◆ Short task ◆
From the listing below, copy every line with the word "screenshot".

__________________________________________________

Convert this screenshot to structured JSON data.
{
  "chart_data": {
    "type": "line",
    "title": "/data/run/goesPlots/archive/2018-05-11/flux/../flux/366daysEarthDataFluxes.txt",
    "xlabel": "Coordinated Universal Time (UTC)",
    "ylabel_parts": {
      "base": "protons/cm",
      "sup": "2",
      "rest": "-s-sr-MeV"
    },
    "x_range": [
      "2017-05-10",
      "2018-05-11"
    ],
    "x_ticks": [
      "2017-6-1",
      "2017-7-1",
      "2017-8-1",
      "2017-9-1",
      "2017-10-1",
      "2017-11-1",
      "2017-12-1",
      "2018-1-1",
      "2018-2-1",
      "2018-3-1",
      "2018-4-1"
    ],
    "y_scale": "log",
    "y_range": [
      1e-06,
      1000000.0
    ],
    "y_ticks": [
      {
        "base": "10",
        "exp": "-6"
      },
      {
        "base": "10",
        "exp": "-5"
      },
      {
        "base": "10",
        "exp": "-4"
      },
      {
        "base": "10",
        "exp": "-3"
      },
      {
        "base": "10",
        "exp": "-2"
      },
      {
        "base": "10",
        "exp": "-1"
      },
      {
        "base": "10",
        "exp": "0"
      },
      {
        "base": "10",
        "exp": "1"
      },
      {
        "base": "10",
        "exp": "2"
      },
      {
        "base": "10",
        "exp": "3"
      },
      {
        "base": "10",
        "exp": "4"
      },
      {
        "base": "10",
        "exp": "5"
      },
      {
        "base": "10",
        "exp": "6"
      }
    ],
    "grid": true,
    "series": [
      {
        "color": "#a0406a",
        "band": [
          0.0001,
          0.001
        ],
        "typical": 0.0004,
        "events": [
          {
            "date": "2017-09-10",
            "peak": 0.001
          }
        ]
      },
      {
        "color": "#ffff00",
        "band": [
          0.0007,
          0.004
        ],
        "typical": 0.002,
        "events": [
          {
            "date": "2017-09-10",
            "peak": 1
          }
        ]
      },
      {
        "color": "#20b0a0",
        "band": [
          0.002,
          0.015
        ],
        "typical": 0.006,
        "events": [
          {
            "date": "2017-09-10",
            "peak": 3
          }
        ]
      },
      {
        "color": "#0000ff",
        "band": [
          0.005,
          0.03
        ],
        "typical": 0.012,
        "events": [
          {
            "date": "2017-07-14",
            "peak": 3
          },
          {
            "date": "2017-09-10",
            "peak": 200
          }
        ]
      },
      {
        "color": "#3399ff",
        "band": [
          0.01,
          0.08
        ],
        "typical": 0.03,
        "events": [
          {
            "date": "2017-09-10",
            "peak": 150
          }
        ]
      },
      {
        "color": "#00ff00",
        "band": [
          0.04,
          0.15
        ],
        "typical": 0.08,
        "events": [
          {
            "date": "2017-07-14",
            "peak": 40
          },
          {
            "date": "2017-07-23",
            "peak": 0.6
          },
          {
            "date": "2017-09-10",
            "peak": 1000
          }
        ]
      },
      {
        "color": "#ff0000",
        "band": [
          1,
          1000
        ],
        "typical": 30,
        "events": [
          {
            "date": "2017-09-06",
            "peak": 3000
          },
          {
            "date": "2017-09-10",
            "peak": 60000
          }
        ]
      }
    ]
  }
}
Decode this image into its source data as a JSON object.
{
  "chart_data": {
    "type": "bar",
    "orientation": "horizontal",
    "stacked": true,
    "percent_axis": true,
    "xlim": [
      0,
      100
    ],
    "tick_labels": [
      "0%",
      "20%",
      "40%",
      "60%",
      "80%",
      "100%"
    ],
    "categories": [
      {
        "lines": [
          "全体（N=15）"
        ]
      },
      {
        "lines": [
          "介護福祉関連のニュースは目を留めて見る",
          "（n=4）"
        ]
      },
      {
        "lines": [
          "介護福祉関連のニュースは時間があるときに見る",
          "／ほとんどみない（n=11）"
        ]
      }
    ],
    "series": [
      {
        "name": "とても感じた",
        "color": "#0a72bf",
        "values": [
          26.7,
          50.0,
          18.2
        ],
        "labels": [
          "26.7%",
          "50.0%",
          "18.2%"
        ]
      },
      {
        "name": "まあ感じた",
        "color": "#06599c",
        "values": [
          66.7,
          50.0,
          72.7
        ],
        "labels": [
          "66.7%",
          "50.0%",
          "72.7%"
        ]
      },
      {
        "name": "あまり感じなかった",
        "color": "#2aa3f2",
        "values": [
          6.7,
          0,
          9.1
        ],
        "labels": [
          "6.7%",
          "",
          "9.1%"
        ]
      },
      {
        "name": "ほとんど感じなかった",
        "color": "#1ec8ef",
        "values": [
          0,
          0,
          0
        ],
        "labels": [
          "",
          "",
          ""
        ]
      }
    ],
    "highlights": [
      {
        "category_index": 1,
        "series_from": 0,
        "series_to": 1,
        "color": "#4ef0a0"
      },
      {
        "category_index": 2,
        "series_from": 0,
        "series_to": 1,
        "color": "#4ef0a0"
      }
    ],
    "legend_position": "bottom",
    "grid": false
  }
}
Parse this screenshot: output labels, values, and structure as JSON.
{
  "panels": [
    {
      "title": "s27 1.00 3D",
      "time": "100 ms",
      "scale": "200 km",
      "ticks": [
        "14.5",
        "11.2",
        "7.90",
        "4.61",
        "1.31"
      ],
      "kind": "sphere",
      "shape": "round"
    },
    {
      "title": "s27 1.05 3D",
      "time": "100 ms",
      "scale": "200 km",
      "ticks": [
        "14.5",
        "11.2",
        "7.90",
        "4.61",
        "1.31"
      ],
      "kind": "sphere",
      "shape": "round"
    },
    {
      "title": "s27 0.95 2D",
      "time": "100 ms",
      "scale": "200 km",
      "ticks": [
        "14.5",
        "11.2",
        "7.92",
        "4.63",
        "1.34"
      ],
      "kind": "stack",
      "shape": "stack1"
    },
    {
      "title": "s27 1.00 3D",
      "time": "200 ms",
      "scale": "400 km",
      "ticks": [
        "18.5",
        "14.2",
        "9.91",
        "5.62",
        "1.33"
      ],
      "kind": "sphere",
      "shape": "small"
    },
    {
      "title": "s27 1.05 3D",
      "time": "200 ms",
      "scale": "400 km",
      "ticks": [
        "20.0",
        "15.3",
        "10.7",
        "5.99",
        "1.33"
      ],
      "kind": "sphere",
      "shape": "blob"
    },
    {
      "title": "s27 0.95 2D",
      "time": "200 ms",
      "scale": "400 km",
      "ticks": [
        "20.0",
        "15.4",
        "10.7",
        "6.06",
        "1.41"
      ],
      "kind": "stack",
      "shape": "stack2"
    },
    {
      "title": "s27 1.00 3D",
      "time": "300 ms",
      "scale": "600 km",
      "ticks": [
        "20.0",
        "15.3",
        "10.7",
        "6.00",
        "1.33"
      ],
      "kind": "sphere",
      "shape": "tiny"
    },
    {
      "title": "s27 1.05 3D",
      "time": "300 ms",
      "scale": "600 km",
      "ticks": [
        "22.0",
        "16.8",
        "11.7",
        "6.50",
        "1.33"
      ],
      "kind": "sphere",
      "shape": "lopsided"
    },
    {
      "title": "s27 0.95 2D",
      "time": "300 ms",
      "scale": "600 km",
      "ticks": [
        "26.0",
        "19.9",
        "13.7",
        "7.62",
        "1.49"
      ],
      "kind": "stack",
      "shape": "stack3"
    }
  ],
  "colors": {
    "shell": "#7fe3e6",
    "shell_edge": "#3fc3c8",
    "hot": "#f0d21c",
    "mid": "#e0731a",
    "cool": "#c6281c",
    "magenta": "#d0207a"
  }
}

__________________________________________________

◆ Response to the task ◆
Convert this screenshot to structured JSON data.
Parse this screenshot: output labels, values, and structure as JSON.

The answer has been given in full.